§ AIM: All of the data should be repeated exactly; pictures are not part of the copy.

§ EXTRACTED MATERIAL:
--
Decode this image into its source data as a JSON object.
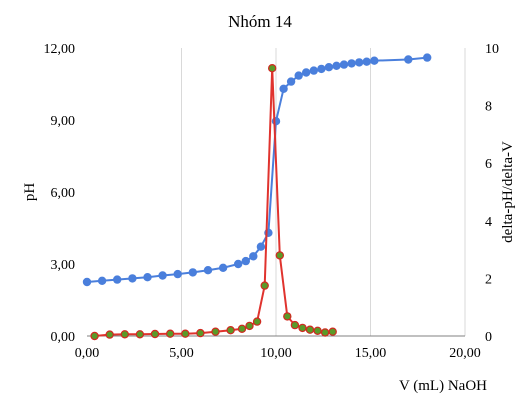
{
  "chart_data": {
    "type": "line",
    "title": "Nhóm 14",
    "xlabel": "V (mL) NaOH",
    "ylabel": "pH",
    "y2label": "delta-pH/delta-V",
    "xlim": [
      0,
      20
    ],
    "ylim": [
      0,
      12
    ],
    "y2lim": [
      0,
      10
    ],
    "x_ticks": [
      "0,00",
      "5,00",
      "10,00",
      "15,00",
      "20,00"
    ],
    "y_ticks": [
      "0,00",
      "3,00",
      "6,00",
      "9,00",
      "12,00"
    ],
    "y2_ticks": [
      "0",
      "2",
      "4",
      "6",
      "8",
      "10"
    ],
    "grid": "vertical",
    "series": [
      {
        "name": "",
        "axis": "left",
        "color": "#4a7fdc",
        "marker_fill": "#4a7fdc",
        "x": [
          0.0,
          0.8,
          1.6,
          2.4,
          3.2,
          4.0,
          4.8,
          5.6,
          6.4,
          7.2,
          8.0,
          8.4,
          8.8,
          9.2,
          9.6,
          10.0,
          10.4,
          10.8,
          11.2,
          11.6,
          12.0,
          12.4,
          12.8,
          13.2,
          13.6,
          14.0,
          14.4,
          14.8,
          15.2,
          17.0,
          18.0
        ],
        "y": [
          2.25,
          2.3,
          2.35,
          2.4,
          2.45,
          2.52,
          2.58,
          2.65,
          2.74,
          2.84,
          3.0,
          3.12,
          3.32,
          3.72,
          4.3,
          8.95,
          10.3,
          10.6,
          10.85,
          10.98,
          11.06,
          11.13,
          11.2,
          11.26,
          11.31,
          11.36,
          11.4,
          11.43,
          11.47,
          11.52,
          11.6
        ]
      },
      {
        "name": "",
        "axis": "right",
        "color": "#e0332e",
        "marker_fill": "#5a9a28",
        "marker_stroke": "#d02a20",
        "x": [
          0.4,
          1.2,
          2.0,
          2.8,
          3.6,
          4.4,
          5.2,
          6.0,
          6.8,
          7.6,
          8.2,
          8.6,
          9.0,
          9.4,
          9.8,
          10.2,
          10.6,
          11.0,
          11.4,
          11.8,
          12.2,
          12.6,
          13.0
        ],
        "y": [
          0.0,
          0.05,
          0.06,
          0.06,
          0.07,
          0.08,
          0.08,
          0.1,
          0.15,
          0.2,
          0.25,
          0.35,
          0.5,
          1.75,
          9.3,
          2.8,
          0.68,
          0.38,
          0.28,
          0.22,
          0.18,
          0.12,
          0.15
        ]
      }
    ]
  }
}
--
§ OUTPUT OF THE EXERCISE:
Decode this image into its source data as a JSON object.
{
  "chart_data": {
    "type": "line",
    "title": "Nhóm 14",
    "xlabel": "V (mL) NaOH",
    "ylabel": "pH",
    "y2label": "delta-pH/delta-V",
    "xlim": [
      0,
      20
    ],
    "ylim": [
      0,
      12
    ],
    "y2lim": [
      0,
      10
    ],
    "x_ticks": [
      "0,00",
      "5,00",
      "10,00",
      "15,00",
      "20,00"
    ],
    "y_ticks": [
      "0,00",
      "3,00",
      "6,00",
      "9,00",
      "12,00"
    ],
    "y2_ticks": [
      "0",
      "2",
      "4",
      "6",
      "8",
      "10"
    ],
    "grid": "vertical",
    "series": [
      {
        "name": "",
        "axis": "left",
        "color": "#4a7fdc",
        "marker_fill": "#4a7fdc",
        "x": [
          0.0,
          0.8,
          1.6,
          2.4,
          3.2,
          4.0,
          4.8,
          5.6,
          6.4,
          7.2,
          8.0,
          8.4,
          8.8,
          9.2,
          9.6,
          10.0,
          10.4,
          10.8,
          11.2,
          11.6,
          12.0,
          12.4,
          12.8,
          13.2,
          13.6,
          14.0,
          14.4,
          14.8,
          15.2,
          17.0,
          18.0
        ],
        "y": [
          2.25,
          2.3,
          2.35,
          2.4,
          2.45,
          2.52,
          2.58,
          2.65,
          2.74,
          2.84,
          3.0,
          3.12,
          3.32,
          3.72,
          4.3,
          8.95,
          10.3,
          10.6,
          10.85,
          10.98,
          11.06,
          11.13,
          11.2,
          11.26,
          11.31,
          11.36,
          11.4,
          11.43,
          11.47,
          11.52,
          11.6
        ]
      },
      {
        "name": "",
        "axis": "right",
        "color": "#e0332e",
        "marker_fill": "#5a9a28",
        "marker_stroke": "#d02a20",
        "x": [
          0.4,
          1.2,
          2.0,
          2.8,
          3.6,
          4.4,
          5.2,
          6.0,
          6.8,
          7.6,
          8.2,
          8.6,
          9.0,
          9.4,
          9.8,
          10.2,
          10.6,
          11.0,
          11.4,
          11.8,
          12.2,
          12.6,
          13.0
        ],
        "y": [
          0.0,
          0.05,
          0.06,
          0.06,
          0.07,
          0.08,
          0.08,
          0.1,
          0.15,
          0.2,
          0.25,
          0.35,
          0.5,
          1.75,
          9.3,
          2.8,
          0.68,
          0.38,
          0.28,
          0.22,
          0.18,
          0.12,
          0.15
        ]
      }
    ]
  }
}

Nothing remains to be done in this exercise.